- [Request] Repeat the whole listing exactly as written.

- [Records supplied]
-*-*-

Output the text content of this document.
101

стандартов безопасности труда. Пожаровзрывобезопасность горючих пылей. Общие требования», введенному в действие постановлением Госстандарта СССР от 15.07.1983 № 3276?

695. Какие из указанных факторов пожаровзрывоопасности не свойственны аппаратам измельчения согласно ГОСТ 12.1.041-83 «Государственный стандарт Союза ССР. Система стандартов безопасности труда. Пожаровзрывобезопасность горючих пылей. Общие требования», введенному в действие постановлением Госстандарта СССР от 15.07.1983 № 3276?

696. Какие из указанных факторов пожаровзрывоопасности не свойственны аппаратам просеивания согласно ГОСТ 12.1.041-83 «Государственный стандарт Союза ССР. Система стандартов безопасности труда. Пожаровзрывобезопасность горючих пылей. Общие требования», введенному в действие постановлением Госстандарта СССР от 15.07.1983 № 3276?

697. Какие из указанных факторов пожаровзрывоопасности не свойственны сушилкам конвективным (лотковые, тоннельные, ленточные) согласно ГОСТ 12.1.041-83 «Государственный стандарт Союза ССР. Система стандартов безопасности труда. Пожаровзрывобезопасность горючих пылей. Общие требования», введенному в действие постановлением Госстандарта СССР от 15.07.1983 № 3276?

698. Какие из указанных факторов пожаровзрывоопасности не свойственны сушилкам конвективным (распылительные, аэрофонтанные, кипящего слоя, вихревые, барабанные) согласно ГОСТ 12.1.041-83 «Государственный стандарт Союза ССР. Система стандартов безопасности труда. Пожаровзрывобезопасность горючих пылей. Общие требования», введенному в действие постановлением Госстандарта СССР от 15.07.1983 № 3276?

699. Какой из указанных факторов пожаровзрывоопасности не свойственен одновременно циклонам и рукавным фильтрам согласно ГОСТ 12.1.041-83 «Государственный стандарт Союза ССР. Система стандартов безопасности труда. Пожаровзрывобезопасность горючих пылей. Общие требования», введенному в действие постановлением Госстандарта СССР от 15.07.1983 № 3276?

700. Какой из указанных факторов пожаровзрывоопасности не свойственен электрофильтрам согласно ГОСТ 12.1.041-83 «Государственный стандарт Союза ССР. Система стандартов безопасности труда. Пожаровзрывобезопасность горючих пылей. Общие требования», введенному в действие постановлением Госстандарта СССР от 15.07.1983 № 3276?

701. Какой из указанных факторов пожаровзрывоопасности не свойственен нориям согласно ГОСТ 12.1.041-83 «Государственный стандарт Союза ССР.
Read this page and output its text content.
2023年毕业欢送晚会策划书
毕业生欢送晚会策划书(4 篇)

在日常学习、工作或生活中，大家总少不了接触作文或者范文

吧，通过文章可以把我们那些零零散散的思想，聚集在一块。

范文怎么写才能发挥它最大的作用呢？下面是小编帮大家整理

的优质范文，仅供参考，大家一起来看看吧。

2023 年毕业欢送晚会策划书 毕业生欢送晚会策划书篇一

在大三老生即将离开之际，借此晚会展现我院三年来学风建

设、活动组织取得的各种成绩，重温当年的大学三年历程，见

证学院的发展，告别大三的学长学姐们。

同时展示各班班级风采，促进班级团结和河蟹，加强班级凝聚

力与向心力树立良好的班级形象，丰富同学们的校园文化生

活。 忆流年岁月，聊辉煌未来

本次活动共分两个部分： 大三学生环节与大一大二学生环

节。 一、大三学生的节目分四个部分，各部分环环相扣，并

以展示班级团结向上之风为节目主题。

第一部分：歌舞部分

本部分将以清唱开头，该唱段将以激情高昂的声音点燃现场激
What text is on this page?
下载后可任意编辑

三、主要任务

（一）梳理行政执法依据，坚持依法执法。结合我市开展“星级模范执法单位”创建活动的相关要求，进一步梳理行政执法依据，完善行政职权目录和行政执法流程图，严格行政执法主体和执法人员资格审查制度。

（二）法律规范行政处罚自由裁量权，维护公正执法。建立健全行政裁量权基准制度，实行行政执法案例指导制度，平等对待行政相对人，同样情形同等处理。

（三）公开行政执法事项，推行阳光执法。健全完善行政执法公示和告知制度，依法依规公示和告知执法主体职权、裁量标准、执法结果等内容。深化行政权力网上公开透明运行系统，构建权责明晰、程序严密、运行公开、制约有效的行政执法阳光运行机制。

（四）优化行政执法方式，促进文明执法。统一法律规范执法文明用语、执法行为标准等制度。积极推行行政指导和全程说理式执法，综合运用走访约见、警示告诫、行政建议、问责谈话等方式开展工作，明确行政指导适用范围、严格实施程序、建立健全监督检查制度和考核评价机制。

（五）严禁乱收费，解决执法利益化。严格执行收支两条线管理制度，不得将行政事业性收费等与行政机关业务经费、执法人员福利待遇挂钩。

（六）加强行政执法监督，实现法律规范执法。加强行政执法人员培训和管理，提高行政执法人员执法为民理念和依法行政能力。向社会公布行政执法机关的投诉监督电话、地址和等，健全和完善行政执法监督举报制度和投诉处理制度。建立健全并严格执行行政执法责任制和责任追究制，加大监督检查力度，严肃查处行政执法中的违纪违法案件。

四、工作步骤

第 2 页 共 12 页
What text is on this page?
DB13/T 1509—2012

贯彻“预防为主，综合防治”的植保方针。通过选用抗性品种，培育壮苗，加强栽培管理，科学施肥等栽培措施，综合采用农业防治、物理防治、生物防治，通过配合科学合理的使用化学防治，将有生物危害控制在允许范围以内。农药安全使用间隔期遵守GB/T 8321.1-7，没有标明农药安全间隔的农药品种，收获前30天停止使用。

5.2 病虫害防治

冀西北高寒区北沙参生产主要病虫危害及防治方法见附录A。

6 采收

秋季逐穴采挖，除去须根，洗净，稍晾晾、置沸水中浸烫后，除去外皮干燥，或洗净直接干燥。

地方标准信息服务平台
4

-*-*-

- [Task answer]
Output the text content of this document.
101

стандартов безопасности труда. Пожаровзрывобезопасность горючих пылей. Общие требования», введенному в действие постановлением Госстандарта СССР от 15.07.1983 № 3276?

695. Какие из указанных факторов пожаровзрывоопасности не свойственны аппаратам измельчения согласно ГОСТ 12.1.041-83 «Государственный стандарт Союза ССР. Система стандартов безопасности труда. Пожаровзрывобезопасность горючих пылей. Общие требования», введенному в действие постановлением Госстандарта СССР от 15.07.1983 № 3276?

696. Какие из указанных факторов пожаровзрывоопасности не свойственны аппаратам просеивания согласно ГОСТ 12.1.041-83 «Государственный стандарт Союза ССР. Система стандартов безопасности труда. Пожаровзрывобезопасность горючих пылей. Общие требования», введенному в действие постановлением Госстандарта СССР от 15.07.1983 № 3276?

697. Какие из указанных факторов пожаровзрывоопасности не свойственны сушилкам конвективным (лотковые, тоннельные, ленточные) согласно ГОСТ 12.1.041-83 «Государственный стандарт Союза ССР. Система стандартов безопасности труда. Пожаровзрывобезопасность горючих пылей. Общие требования», введенному в действие постановлением Госстандарта СССР от 15.07.1983 № 3276?

698. Какие из указанных факторов пожаровзрывоопасности не свойственны сушилкам конвективным (распылительные, аэрофонтанные, кипящего слоя, вихревые, барабанные) согласно ГОСТ 12.1.041-83 «Государственный стандарт Союза ССР. Система стандартов безопасности труда. Пожаровзрывобезопасность горючих пылей. Общие требования», введенному в действие постановлением Госстандарта СССР от 15.07.1983 № 3276?

699. Какой из указанных факторов пожаровзрывоопасности не свойственен одновременно циклонам и рукавным фильтрам согласно ГОСТ 12.1.041-83 «Государственный стандарт Союза ССР. Система стандартов безопасности труда. Пожаровзрывобезопасность горючих пылей. Общие требования», введенному в действие постановлением Госстандарта СССР от 15.07.1983 № 3276?

700. Какой из указанных факторов пожаровзрывоопасности не свойственен электрофильтрам согласно ГОСТ 12.1.041-83 «Государственный стандарт Союза ССР. Система стандартов безопасности труда. Пожаровзрывобезопасность горючих пылей. Общие требования», введенному в действие постановлением Госстандарта СССР от 15.07.1983 № 3276?

701. Какой из указанных факторов пожаровзрывоопасности не свойственен нориям согласно ГОСТ 12.1.041-83 «Государственный стандарт Союза ССР.
Read this page and output its text content.
2023年毕业欢送晚会策划书
毕业生欢送晚会策划书(4 篇)

在日常学习、工作或生活中，大家总少不了接触作文或者范文

吧，通过文章可以把我们那些零零散散的思想，聚集在一块。

范文怎么写才能发挥它最大的作用呢？下面是小编帮大家整理

的优质范文，仅供参考，大家一起来看看吧。

2023 年毕业欢送晚会策划书 毕业生欢送晚会策划书篇一

在大三老生即将离开之际，借此晚会展现我院三年来学风建

设、活动组织取得的各种成绩，重温当年的大学三年历程，见

证学院的发展，告别大三的学长学姐们。

同时展示各班班级风采，促进班级团结和河蟹，加强班级凝聚

力与向心力树立良好的班级形象，丰富同学们的校园文化生

活。 忆流年岁月，聊辉煌未来

本次活动共分两个部分： 大三学生环节与大一大二学生环

节。 一、大三学生的节目分四个部分，各部分环环相扣，并

以展示班级团结向上之风为节目主题。

第一部分：歌舞部分

本部分将以清唱开头，该唱段将以激情高昂的声音点燃现场激
What text is on this page?
下载后可任意编辑

三、主要任务

（一）梳理行政执法依据，坚持依法执法。结合我市开展“星级模范执法单位”创建活动的相关要求，进一步梳理行政执法依据，完善行政职权目录和行政执法流程图，严格行政执法主体和执法人员资格审查制度。

（二）法律规范行政处罚自由裁量权，维护公正执法。建立健全行政裁量权基准制度，实行行政执法案例指导制度，平等对待行政相对人，同样情形同等处理。

（三）公开行政执法事项，推行阳光执法。健全完善行政执法公示和告知制度，依法依规公示和告知执法主体职权、裁量标准、执法结果等内容。深化行政权力网上公开透明运行系统，构建权责明晰、程序严密、运行公开、制约有效的行政执法阳光运行机制。

（四）优化行政执法方式，促进文明执法。统一法律规范执法文明用语、执法行为标准等制度。积极推行行政指导和全程说理式执法，综合运用走访约见、警示告诫、行政建议、问责谈话等方式开展工作，明确行政指导适用范围、严格实施程序、建立健全监督检查制度和考核评价机制。

（五）严禁乱收费，解决执法利益化。严格执行收支两条线管理制度，不得将行政事业性收费等与行政机关业务经费、执法人员福利待遇挂钩。

（六）加强行政执法监督，实现法律规范执法。加强行政执法人员培训和管理，提高行政执法人员执法为民理念和依法行政能力。向社会公布行政执法机关的投诉监督电话、地址和等，健全和完善行政执法监督举报制度和投诉处理制度。建立健全并严格执行行政执法责任制和责任追究制，加大监督检查力度，严肃查处行政执法中的违纪违法案件。

四、工作步骤

第 2 页 共 12 页
What text is on this page?
DB13/T 1509—2012

贯彻“预防为主，综合防治”的植保方针。通过选用抗性品种，培育壮苗，加强栽培管理，科学施肥等栽培措施，综合采用农业防治、物理防治、生物防治，通过配合科学合理的使用化学防治，将有生物危害控制在允许范围以内。农药安全使用间隔期遵守GB/T 8321.1-7，没有标明农药安全间隔的农药品种，收获前30天停止使用。

5.2 病虫害防治

冀西北高寒区北沙参生产主要病虫危害及防治方法见附录A。

6 采收

秋季逐穴采挖，除去须根，洗净，稍晾晾、置沸水中浸烫后，除去外皮干燥，或洗净直接干燥。

地方标准信息服务平台
4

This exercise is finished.